-- Start of EXTRACTED RECORDS --

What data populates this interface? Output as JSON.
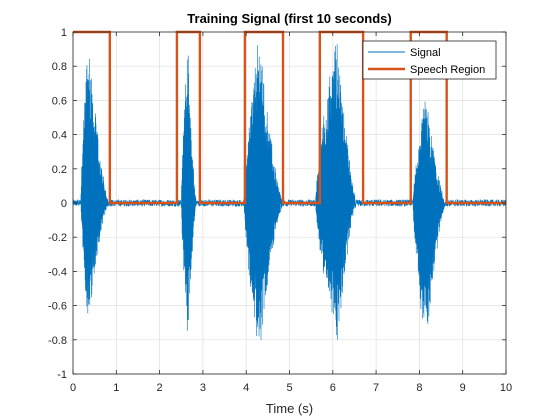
{
  "chart_data": {
    "type": "line",
    "title": "Training Signal (first 10 seconds)",
    "xlabel": "Time (s)",
    "ylabel": "",
    "xlim": [
      0,
      10
    ],
    "ylim": [
      -1,
      1
    ],
    "xticks": [
      0,
      1,
      2,
      3,
      4,
      5,
      6,
      7,
      8,
      9,
      10
    ],
    "yticks": [
      -1,
      -0.8,
      -0.6,
      -0.4,
      -0.2,
      0,
      0.2,
      0.4,
      0.6,
      0.8,
      1
    ],
    "grid": true,
    "legend_position": "top-right",
    "series": [
      {
        "name": "Signal",
        "color": "#0072BD",
        "style": "thin line",
        "bursts": [
          {
            "start": 0.18,
            "end": 0.82,
            "peak_time": 0.35,
            "max": 0.98,
            "min": -0.7
          },
          {
            "start": 2.5,
            "end": 2.85,
            "peak_time": 2.65,
            "max": 0.95,
            "min": -0.81
          },
          {
            "start": 3.95,
            "end": 4.85,
            "peak_time": 4.3,
            "max": 0.99,
            "min": -0.88
          },
          {
            "start": 5.6,
            "end": 6.55,
            "peak_time": 6.1,
            "max": 0.98,
            "min": -0.82
          },
          {
            "start": 7.85,
            "end": 8.6,
            "peak_time": 8.15,
            "max": 0.64,
            "min": -0.86
          }
        ],
        "noise_floor": 0.02
      },
      {
        "name": "Speech Region",
        "color": "#D95319",
        "style": "thick step line",
        "x": [
          0,
          0.85,
          0.85,
          2.4,
          2.4,
          2.93,
          2.93,
          3.97,
          3.97,
          4.85,
          4.85,
          5.7,
          5.7,
          6.7,
          6.7,
          7.8,
          7.8,
          8.63,
          8.63,
          10
        ],
        "y": [
          1,
          1,
          0,
          0,
          1,
          1,
          0,
          0,
          1,
          1,
          0,
          0,
          1,
          1,
          0,
          0,
          1,
          1,
          0,
          0
        ]
      }
    ]
  }
}
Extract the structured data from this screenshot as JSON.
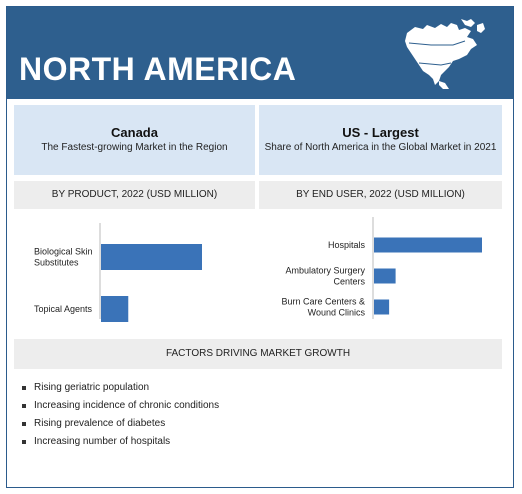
{
  "header": {
    "title": "NORTH AMERICA"
  },
  "panels": {
    "left": {
      "heading": "Canada",
      "subtext": "The Fastest-growing Market in the Region"
    },
    "right": {
      "heading": "US - Largest",
      "subtext": "Share of North America in the Global Market in 2021"
    }
  },
  "sections": {
    "by_product": "BY PRODUCT, 2022 (USD MILLION)",
    "by_end_user": "BY END USER, 2022 (USD MILLION)",
    "factors": "FACTORS DRIVING MARKET GROWTH"
  },
  "factors": [
    "Rising geriatric population",
    "Increasing incidence of chronic conditions",
    "Rising prevalence of diabetes",
    "Increasing number of hospitals"
  ],
  "colors": {
    "header": "#2e5f8e",
    "bar": "#3a73b8",
    "panel": "#d9e6f4",
    "section": "#ededed"
  },
  "chart_data": [
    {
      "type": "bar",
      "orientation": "horizontal",
      "title": "BY PRODUCT, 2022 (USD MILLION)",
      "categories": [
        "Biological Skin Substitutes",
        "Topical Agents"
      ],
      "values": [
        100,
        27
      ],
      "axis_labels_shown": false
    },
    {
      "type": "bar",
      "orientation": "horizontal",
      "title": "BY END USER, 2022 (USD MILLION)",
      "categories": [
        "Hospitals",
        "Ambulatory Surgery Centers",
        "Burn Care Centers & Wound Clinics"
      ],
      "values": [
        100,
        20,
        14
      ],
      "axis_labels_shown": false
    }
  ]
}
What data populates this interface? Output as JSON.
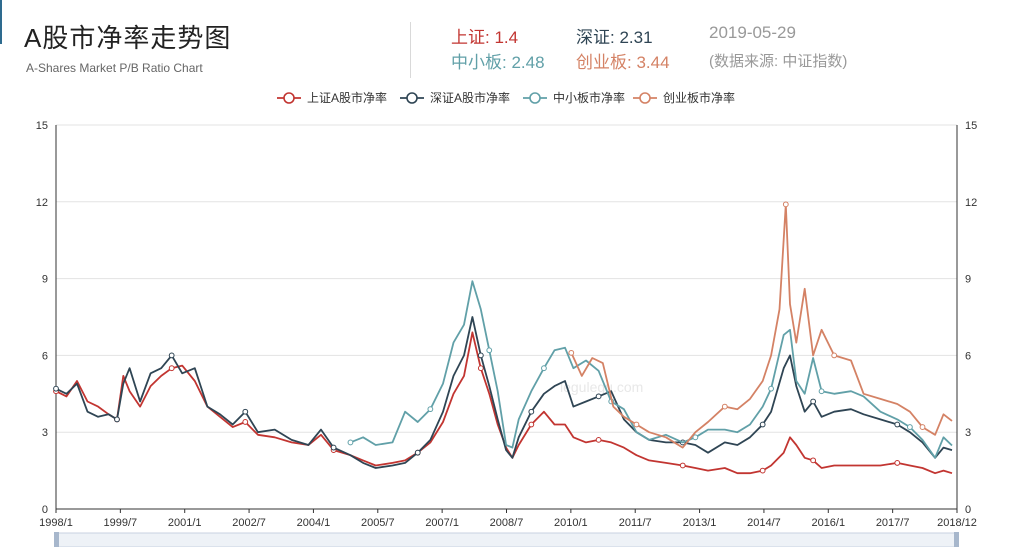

-- End of EXTRACTED RECORDS --

» **PROMPT**
Copy the material shown above in full and exactly. Skip the pictures.

» **EXERCISE ANSWER**
What data populates this interface? Output as JSON.
{
  "chart_data": {
    "type": "line",
    "title": "Training Signal (first 10 seconds)",
    "xlabel": "Time (s)",
    "ylabel": "",
    "xlim": [
      0,
      10
    ],
    "ylim": [
      -1,
      1
    ],
    "xticks": [
      0,
      1,
      2,
      3,
      4,
      5,
      6,
      7,
      8,
      9,
      10
    ],
    "yticks": [
      -1,
      -0.8,
      -0.6,
      -0.4,
      -0.2,
      0,
      0.2,
      0.4,
      0.6,
      0.8,
      1
    ],
    "grid": true,
    "legend_position": "top-right",
    "series": [
      {
        "name": "Signal",
        "color": "#0072BD",
        "style": "thin line",
        "bursts": [
          {
            "start": 0.18,
            "end": 0.82,
            "peak_time": 0.35,
            "max": 0.98,
            "min": -0.7
          },
          {
            "start": 2.5,
            "end": 2.85,
            "peak_time": 2.65,
            "max": 0.95,
            "min": -0.81
          },
          {
            "start": 3.95,
            "end": 4.85,
            "peak_time": 4.3,
            "max": 0.99,
            "min": -0.88
          },
          {
            "start": 5.6,
            "end": 6.55,
            "peak_time": 6.1,
            "max": 0.98,
            "min": -0.82
          },
          {
            "start": 7.85,
            "end": 8.6,
            "peak_time": 8.15,
            "max": 0.64,
            "min": -0.86
          }
        ],
        "noise_floor": 0.02
      },
      {
        "name": "Speech Region",
        "color": "#D95319",
        "style": "thick step line",
        "x": [
          0,
          0.85,
          0.85,
          2.4,
          2.4,
          2.93,
          2.93,
          3.97,
          3.97,
          4.85,
          4.85,
          5.7,
          5.7,
          6.7,
          6.7,
          7.8,
          7.8,
          8.63,
          8.63,
          10
        ],
        "y": [
          1,
          1,
          0,
          0,
          1,
          1,
          0,
          0,
          1,
          1,
          0,
          0,
          1,
          1,
          0,
          0,
          1,
          1,
          0,
          0
        ]
      }
    ]
  }
}
Extract the structured data from this screenshot as JSON.
{
  "header": {
    "title": "NORTH AMERICA"
  },
  "panels": {
    "left": {
      "heading": "Canada",
      "subtext": "The Fastest-growing Market in the Region"
    },
    "right": {
      "heading": "US - Largest",
      "subtext": "Share of North America in the Global Market in 2021"
    }
  },
  "sections": {
    "by_product": "BY PRODUCT, 2022 (USD MILLION)",
    "by_end_user": "BY END USER, 2022 (USD MILLION)",
    "factors": "FACTORS DRIVING MARKET GROWTH"
  },
  "factors": [
    "Rising geriatric population",
    "Increasing incidence of chronic conditions",
    "Rising prevalence of diabetes",
    "Increasing number of hospitals"
  ],
  "colors": {
    "header": "#2e5f8e",
    "bar": "#3a73b8",
    "panel": "#d9e6f4",
    "section": "#ededed"
  },
  "chart_data": [
    {
      "type": "bar",
      "orientation": "horizontal",
      "title": "BY PRODUCT, 2022 (USD MILLION)",
      "categories": [
        "Biological Skin Substitutes",
        "Topical Agents"
      ],
      "values": [
        100,
        27
      ],
      "axis_labels_shown": false
    },
    {
      "type": "bar",
      "orientation": "horizontal",
      "title": "BY END USER, 2022 (USD MILLION)",
      "categories": [
        "Hospitals",
        "Ambulatory Surgery Centers",
        "Burn Care Centers & Wound Clinics"
      ],
      "values": [
        100,
        20,
        14
      ],
      "axis_labels_shown": false
    }
  ]
}
What data populates this interface? Output as JSON.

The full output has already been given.